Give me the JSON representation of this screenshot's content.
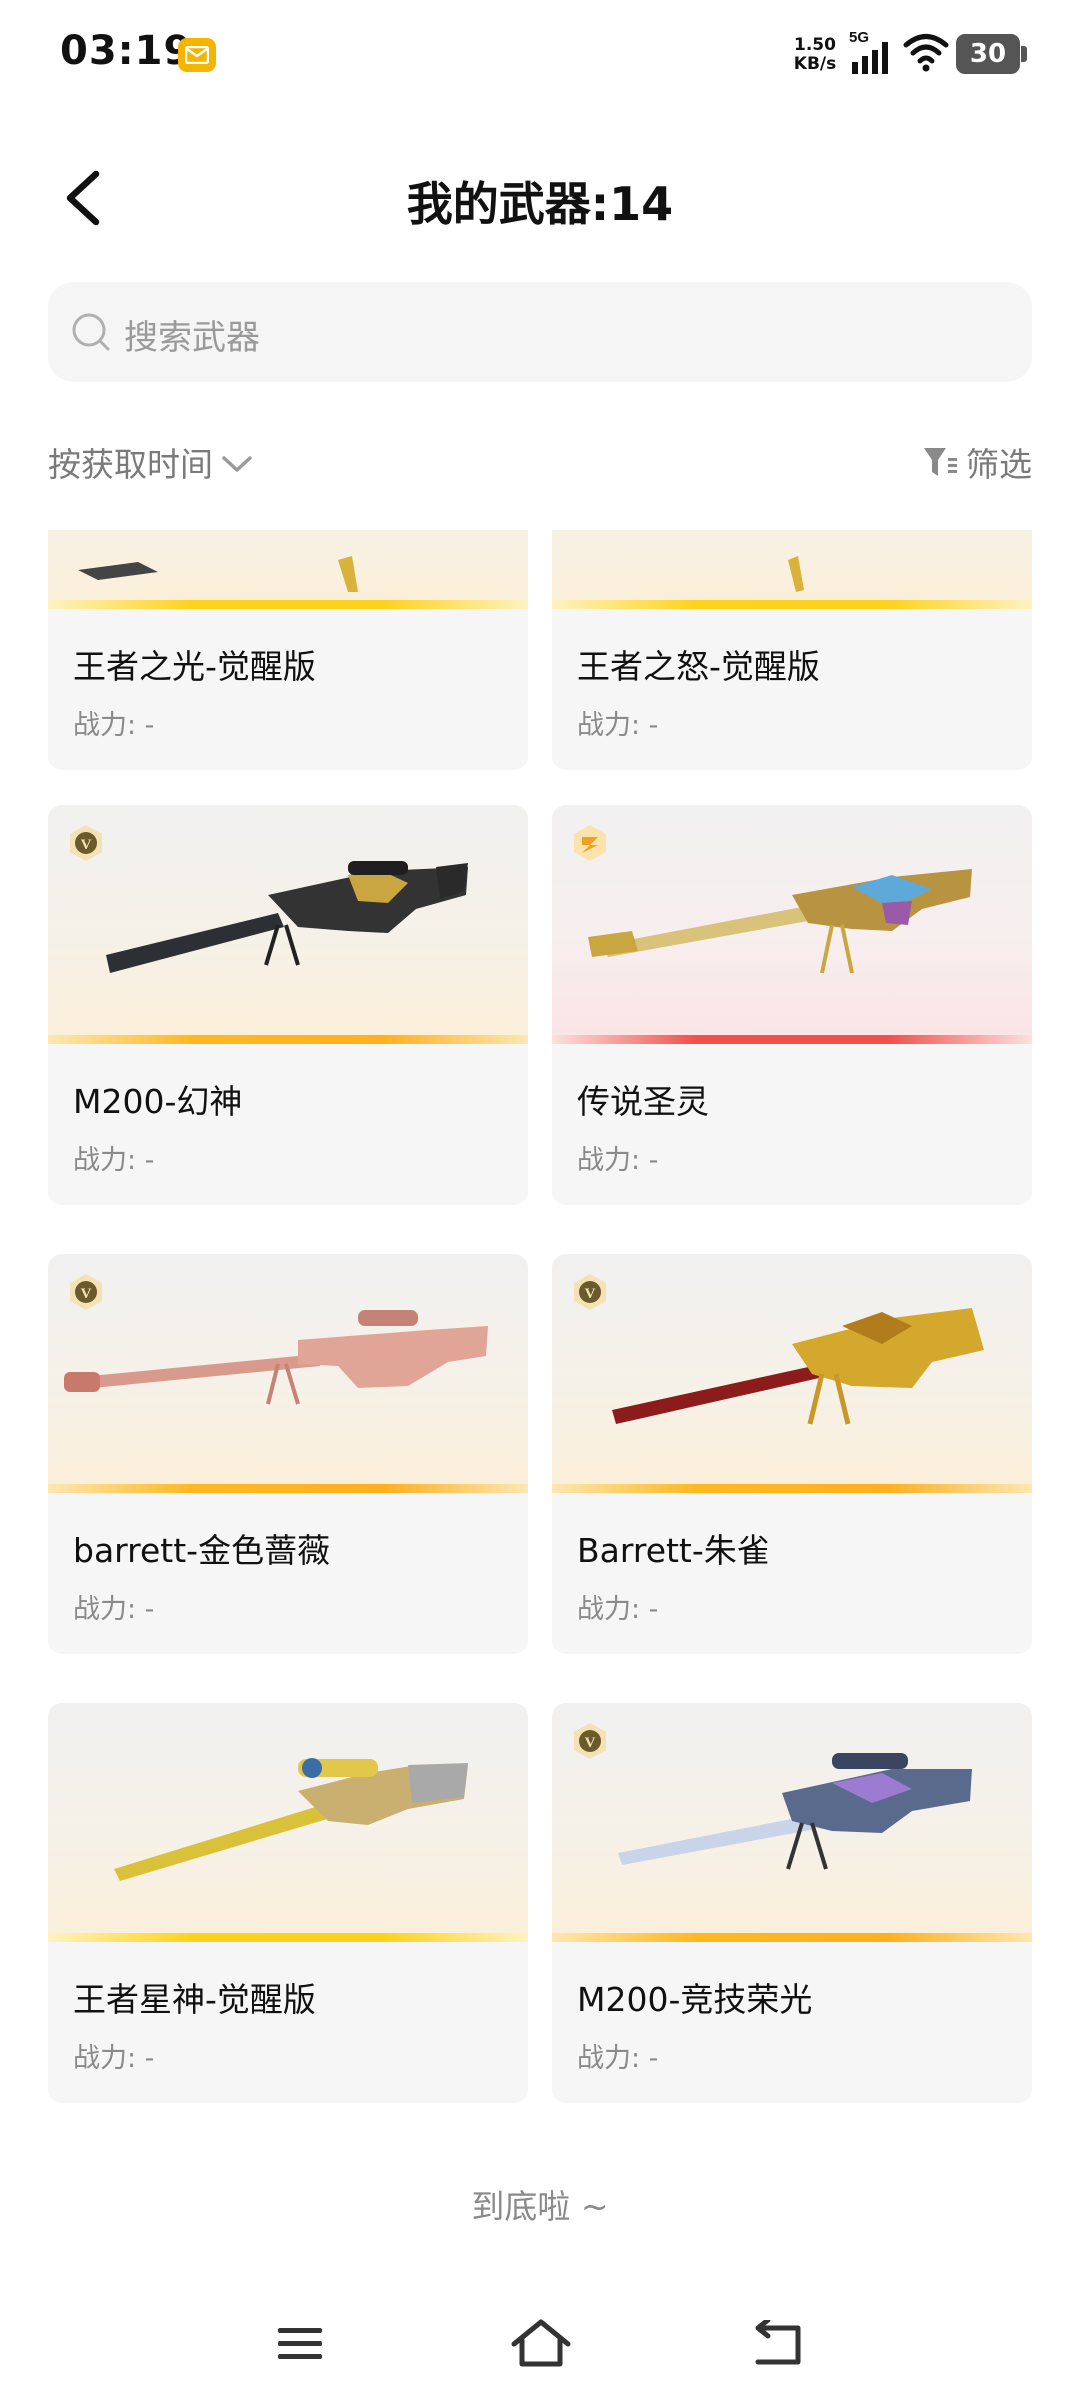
{
  "status_bar": {
    "time": "03:19",
    "net_speed_value": "1.50",
    "net_speed_unit": "KB/s",
    "network": "5G",
    "battery": "30"
  },
  "header": {
    "title": "我的武器:14"
  },
  "search": {
    "placeholder": "搜索武器"
  },
  "sort": {
    "label": "按获取时间"
  },
  "filter": {
    "label": "筛选"
  },
  "weapons": [
    {
      "name": "王者之光-觉醒版",
      "power": "战力: -",
      "rarity_color": "#ffd21e"
    },
    {
      "name": "王者之怒-觉醒版",
      "power": "战力: -",
      "rarity_color": "#ffd21e"
    },
    {
      "name": "M200-幻神",
      "power": "战力: -",
      "badge": "V",
      "rarity_color": "#ffb020"
    },
    {
      "name": "传说圣灵",
      "power": "战力: -",
      "badge": "legend",
      "rarity_color": "#f0504a"
    },
    {
      "name": "barrett-金色蔷薇",
      "power": "战力: -",
      "badge": "V",
      "rarity_color": "#ffb020"
    },
    {
      "name": "Barrett-朱雀",
      "power": "战力: -",
      "badge": "V",
      "rarity_color": "#ffb020"
    },
    {
      "name": "王者星神-觉醒版",
      "power": "战力: -",
      "rarity_color": "#ffd21e"
    },
    {
      "name": "M200-竞技荣光",
      "power": "战力: -",
      "badge": "V",
      "rarity_color": "#ffb020"
    }
  ],
  "footer": {
    "end_text": "到底啦 ~"
  },
  "icons": {
    "back": "chevron-left-icon",
    "search": "search-icon",
    "sort": "chevron-down-icon",
    "filter": "filter-icon"
  }
}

+++

• [WORK INSTRUCTIONS]: Reproduce the full listing above verbatim, with no pictures included.

• [SOLUTION BELOW]:
Give me the JSON representation of this screenshot's content.
{
  "status_bar": {
    "time": "03:19",
    "net_speed_value": "1.50",
    "net_speed_unit": "KB/s",
    "network": "5G",
    "battery": "30"
  },
  "header": {
    "title": "我的武器:14"
  },
  "search": {
    "placeholder": "搜索武器"
  },
  "sort": {
    "label": "按获取时间"
  },
  "filter": {
    "label": "筛选"
  },
  "weapons": [
    {
      "name": "王者之光-觉醒版",
      "power": "战力: -",
      "rarity_color": "#ffd21e"
    },
    {
      "name": "王者之怒-觉醒版",
      "power": "战力: -",
      "rarity_color": "#ffd21e"
    },
    {
      "name": "M200-幻神",
      "power": "战力: -",
      "badge": "V",
      "rarity_color": "#ffb020"
    },
    {
      "name": "传说圣灵",
      "power": "战力: -",
      "badge": "legend",
      "rarity_color": "#f0504a"
    },
    {
      "name": "barrett-金色蔷薇",
      "power": "战力: -",
      "badge": "V",
      "rarity_color": "#ffb020"
    },
    {
      "name": "Barrett-朱雀",
      "power": "战力: -",
      "badge": "V",
      "rarity_color": "#ffb020"
    },
    {
      "name": "王者星神-觉醒版",
      "power": "战力: -",
      "rarity_color": "#ffd21e"
    },
    {
      "name": "M200-竞技荣光",
      "power": "战力: -",
      "badge": "V",
      "rarity_color": "#ffb020"
    }
  ],
  "footer": {
    "end_text": "到底啦 ~"
  },
  "icons": {
    "back": "chevron-left-icon",
    "search": "search-icon",
    "sort": "chevron-down-icon",
    "filter": "filter-icon"
  }
}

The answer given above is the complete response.